A full proof of Berry-Esseen inequality in the Central Limit Theorem

April 21, 2018  1707 words 9 mins read  Join the Discussion

This proof is based on the book by W. Feller, An Introduction to Probability and its application, volume II and is only for identically independent distributed summands. Thus, I won’t prove the non-identical case because this post will become long. Please find its proof in Feller’s book.

The central limit theorem is concerned with the situation that the limit distribution of the normalized sum is normal as the sample size goes to infinity. But the question you may raise is, “What is the rate of convergence of normalized sum distribution to the standard normal distribution?”. Let’s answer this question by considering the case where the samples are identical. To be more precise, let’s state like this:

Let $ x_{k}$ be independent variable with identical(or common) distribution $F$ such that, $E(x_{k})=0, E(x_{k}^{2})=\sigma^{2}>0,$ $E(|x_{k}|^{3})=\rho<\infty$ and, let $F_{n}$ stands for the distribution of the normalized sum $\frac{x_{1}+x_{2}+\ldots+x_{n}}{\sigma\sqrt{n}}$. Then for all $x$ and $n$, the supremum of convergence between $F_{n}(x)$ and $\phi(x)$ i.e. standard normal distribution is $|F_{n}(x)-\phi(x)|\leq \frac{3\rho}{\sigma^{3}\sqrt{n}}$ .

Looks very boring! Right? Okay, let’s start with the history of the Central limit theorem(CLT).

The first proof of CLT was given by French mathematician Pierre-Simon Laplace in 1810. Fourteen years later, French mathematician Siméon-Denis Poisson improved it and provided us with a more general form of proof. Laplace and his contemporaries were very interested in this theorem because they see the importance of it in repeated measurements of the same quantity. And thus they realized the individual measurements could be viewed as approximately independent and identically distributed, then their mean could be approximated by a normal distribution. Because this statistical plus probability theorem states that for a given sufficiently large sample size from a population with a finite level of variance, the mean of all samples from the same population will be approximately equal to the mean of the population regardless of the shape of the proposed distribution.

Material
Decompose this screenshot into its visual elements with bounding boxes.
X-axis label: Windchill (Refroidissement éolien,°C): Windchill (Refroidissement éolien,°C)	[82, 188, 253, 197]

To do
A. According to the Berry-Esseen text, who gave the first proof of the central limit theorem, and in what year?
B. Carry on the Berry-Esseen text from its last sentence onward.
The data has no connection to the Berry-Esseen text.

Answers provided
A. The French mathematician Pierre-Simon Laplace, in 1810.

B.
Then, the first convergence rate for CLT was estimated by Russian mathematician Aleksandr M. Lyapunov. But, the more refined version of the proof is independently discovered by two mathematicians Andrew C. Berry (in 1941) and Carl-Gustav Esseen (in 1942), who then, continuously refined the convergence theorem of CLT and hence, given this theorem which is named as “Berry-Esseen theorem”. The best thing about this theorem is that it only considered the first three moments.

Now, I think you are very eager to know about the proof of this theorem. Right? Let’s get started without any further delay!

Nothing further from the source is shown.